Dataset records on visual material
START

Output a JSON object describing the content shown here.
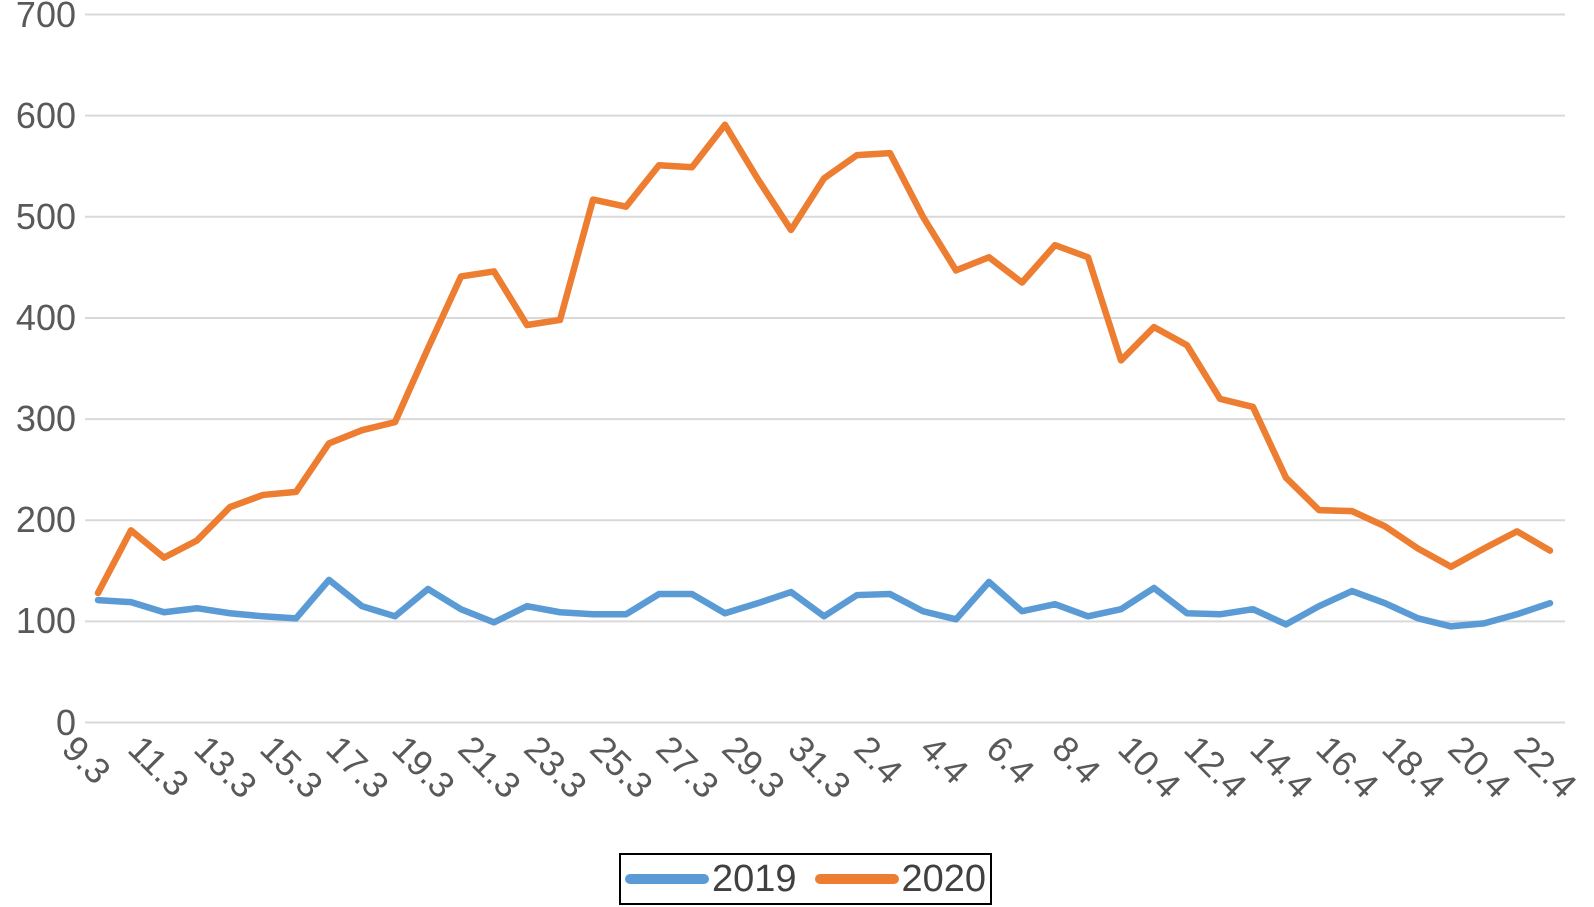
{
  "chart_data": {
    "type": "line",
    "title": "",
    "xlabel": "",
    "ylabel": "",
    "categories": [
      "9.3",
      "10.3",
      "11.3",
      "12.3",
      "13.3",
      "14.3",
      "15.3",
      "16.3",
      "17.3",
      "18.3",
      "19.3",
      "20.3",
      "21.3",
      "22.3",
      "23.3",
      "24.3",
      "25.3",
      "26.3",
      "27.3",
      "28.3",
      "29.3",
      "30.3",
      "31.3",
      "1.4",
      "2.4",
      "3.4",
      "4.4",
      "5.4",
      "6.4",
      "7.4",
      "8.4",
      "9.4",
      "10.4",
      "11.4",
      "12.4",
      "13.4",
      "14.4",
      "15.4",
      "16.4",
      "17.4",
      "18.4",
      "19.4",
      "20.4",
      "21.4",
      "22.4"
    ],
    "x_tick_labels_shown": [
      "9.3",
      "11.3",
      "13.3",
      "15.3",
      "17.3",
      "19.3",
      "21.3",
      "23.3",
      "25.3",
      "27.3",
      "29.3",
      "31.3",
      "2.4",
      "4.4",
      "6.4",
      "8.4",
      "10.4",
      "12.4",
      "14.4",
      "16.4",
      "18.4",
      "20.4",
      "22.4"
    ],
    "x_tick_every": 2,
    "series": [
      {
        "name": "2019",
        "color": "#5B9BD5",
        "values": [
          121,
          119,
          109,
          113,
          108,
          105,
          103,
          141,
          115,
          105,
          132,
          112,
          99,
          115,
          109,
          107,
          107,
          127,
          127,
          108,
          118,
          129,
          105,
          126,
          127,
          110,
          102,
          139,
          110,
          117,
          105,
          112,
          133,
          108,
          107,
          112,
          97,
          115,
          130,
          118,
          103,
          95,
          98,
          107,
          118
        ]
      },
      {
        "name": "2020",
        "color": "#ED7D31",
        "values": [
          128,
          190,
          163,
          180,
          213,
          225,
          228,
          276,
          289,
          297,
          370,
          441,
          446,
          393,
          398,
          517,
          510,
          551,
          549,
          591,
          537,
          487,
          538,
          561,
          563,
          500,
          447,
          460,
          435,
          472,
          460,
          358,
          391,
          373,
          320,
          312,
          242,
          210,
          209,
          194,
          172,
          154,
          172,
          189,
          170
        ]
      }
    ],
    "ylim": [
      0,
      700
    ],
    "yticks": [
      0,
      100,
      200,
      300,
      400,
      500,
      600,
      700
    ],
    "grid": "horizontal",
    "gridline_color": "#D9D9D9",
    "axis_label_color": "#595959",
    "legend_position": "bottom-center",
    "legend_border_color": "#000000",
    "legend_text_color": "#404040",
    "background": "#FFFFFF"
  }
}
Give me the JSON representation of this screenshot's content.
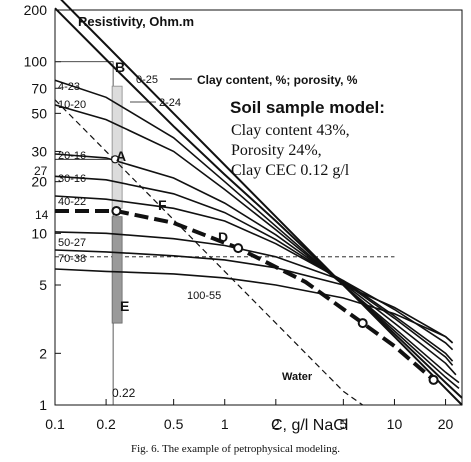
{
  "caption": "Fig. 6. The example of petrophysical modeling.",
  "chart_data": {
    "type": "line",
    "x_scale": "log",
    "y_scale": "log",
    "xlim": [
      0.1,
      25
    ],
    "ylim": [
      1,
      200
    ],
    "ylabel": "Resistivity, Ohm.m",
    "xlabel": "C, g/l NaCl",
    "x_ticks": [
      0.1,
      0.2,
      0.5,
      1,
      2,
      5,
      10,
      20
    ],
    "x_tick_labels": [
      "0.1",
      "0.2",
      "0.5",
      "1",
      "2",
      "5",
      "10",
      "20"
    ],
    "y_ticks": [
      1,
      2,
      5,
      10,
      20,
      30,
      50,
      70,
      100,
      200
    ],
    "y_tick_labels": [
      "1",
      "2",
      "5",
      "10",
      "20",
      "30",
      "50",
      "70",
      "100",
      "200"
    ],
    "legend_text": "Clay content, %; porosity, %",
    "legend_sample": "0-25",
    "model": {
      "title": "Soil sample model:",
      "lines": [
        "Clay content 43%,",
        "Porosity 24%,",
        "Clay CEC 0.12 g/l"
      ]
    },
    "series": [
      {
        "name": "0-25",
        "x": [
          0.1,
          0.2,
          0.5,
          1,
          2,
          5,
          10,
          20,
          25
        ],
        "y": [
          250,
          125,
          50,
          25,
          12.5,
          5,
          2.5,
          1.25,
          1
        ]
      },
      {
        "name": "2-24",
        "x": [
          0.1,
          0.2,
          0.5,
          1,
          2,
          5,
          10,
          20,
          25
        ],
        "y": [
          205,
          103,
          42,
          22,
          11.8,
          5,
          2.6,
          1.35,
          1.1
        ]
      },
      {
        "name": "4-23",
        "x": [
          0.1,
          0.2,
          0.5,
          1,
          2,
          5,
          10,
          20,
          24
        ],
        "y": [
          78,
          62,
          36,
          20,
          11,
          5,
          2.7,
          1.45,
          1.25
        ]
      },
      {
        "name": "10-20",
        "x": [
          0.1,
          0.2,
          0.5,
          1,
          2,
          5,
          10,
          20,
          24
        ],
        "y": [
          56,
          46,
          30,
          18,
          10.5,
          5,
          2.8,
          1.55,
          1.35
        ]
      },
      {
        "name": "20-16",
        "x": [
          0.1,
          0.2,
          0.5,
          1,
          2,
          5,
          10,
          20,
          23
        ],
        "y": [
          29,
          27.5,
          21,
          15,
          9.8,
          5.1,
          3,
          1.75,
          1.5
        ]
      },
      {
        "name": "30-16",
        "x": [
          0.1,
          0.2,
          0.5,
          1,
          2,
          5,
          10,
          20,
          22
        ],
        "y": [
          21.5,
          20.5,
          17,
          13.2,
          9.2,
          5.2,
          3.2,
          1.9,
          1.7
        ]
      },
      {
        "name": "40-22",
        "x": [
          0.1,
          0.2,
          0.5,
          1,
          2,
          5,
          10,
          20,
          22
        ],
        "y": [
          16.5,
          15.8,
          14,
          11.8,
          8.7,
          5.3,
          3.3,
          2.0,
          1.8
        ]
      },
      {
        "name": "50-27",
        "x": [
          0.1,
          0.2,
          0.5,
          1,
          2,
          5,
          10,
          20,
          22
        ],
        "y": [
          10.2,
          10,
          9.3,
          8.5,
          7.3,
          5.3,
          3.6,
          2.3,
          2.1
        ]
      },
      {
        "name": "70-38",
        "x": [
          0.1,
          0.2,
          0.5,
          1,
          2,
          5,
          10,
          20,
          22
        ],
        "y": [
          8,
          7.8,
          7.4,
          7,
          6.3,
          5,
          3.7,
          2.5,
          2.3
        ]
      },
      {
        "name": "100-55",
        "x": [
          0.1,
          0.2,
          0.5,
          1,
          2,
          5,
          10,
          20,
          22
        ],
        "y": [
          6.2,
          6,
          5.8,
          5.5,
          5,
          4.2,
          3.4,
          2.5,
          2.3
        ]
      },
      {
        "name": "Water",
        "x": [
          0.1,
          0.2,
          0.5,
          1,
          2,
          5,
          6.5
        ],
        "y": [
          60,
          30,
          12,
          6,
          3,
          1.2,
          1
        ]
      }
    ],
    "model_curve": {
      "x": [
        0.1,
        0.23,
        0.5,
        1.2,
        3,
        6.5,
        10,
        17
      ],
      "y": [
        13.5,
        13.5,
        11.5,
        8.2,
        5.2,
        3,
        2.2,
        1.4
      ],
      "points": [
        {
          "x": 0.23,
          "y": 13.5
        },
        {
          "x": 1.2,
          "y": 8.2
        },
        {
          "x": 6.5,
          "y": 3
        },
        {
          "x": 17,
          "y": 1.4
        }
      ]
    },
    "annotations": {
      "A": {
        "label": "A",
        "x": 0.22,
        "y": 27
      },
      "B": {
        "label": "B",
        "x": 0.22,
        "y": 100
      },
      "D": {
        "label": "D",
        "x": 1.0,
        "y": 9.3
      },
      "E": {
        "label": "E",
        "x": 0.22,
        "y": 3.8
      },
      "F": {
        "label": "F",
        "x": 0.27,
        "y": 13.5
      },
      "val27": "27",
      "val14": "14",
      "val022": "0.22"
    },
    "bars": [
      {
        "name": "light-bar",
        "x": 0.22,
        "y_range": [
          14,
          72
        ]
      },
      {
        "name": "dark-bar",
        "x": 0.22,
        "y_range": [
          3,
          12.5
        ]
      }
    ]
  }
}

END

__Given problem__
Check the data for the word "Clay" and pull out the lines that have it.

__Final result__
    "legend_text": "Clay content, %; porosity, %",
        "Clay content 43%,",
        "Clay CEC 0.12 g/l"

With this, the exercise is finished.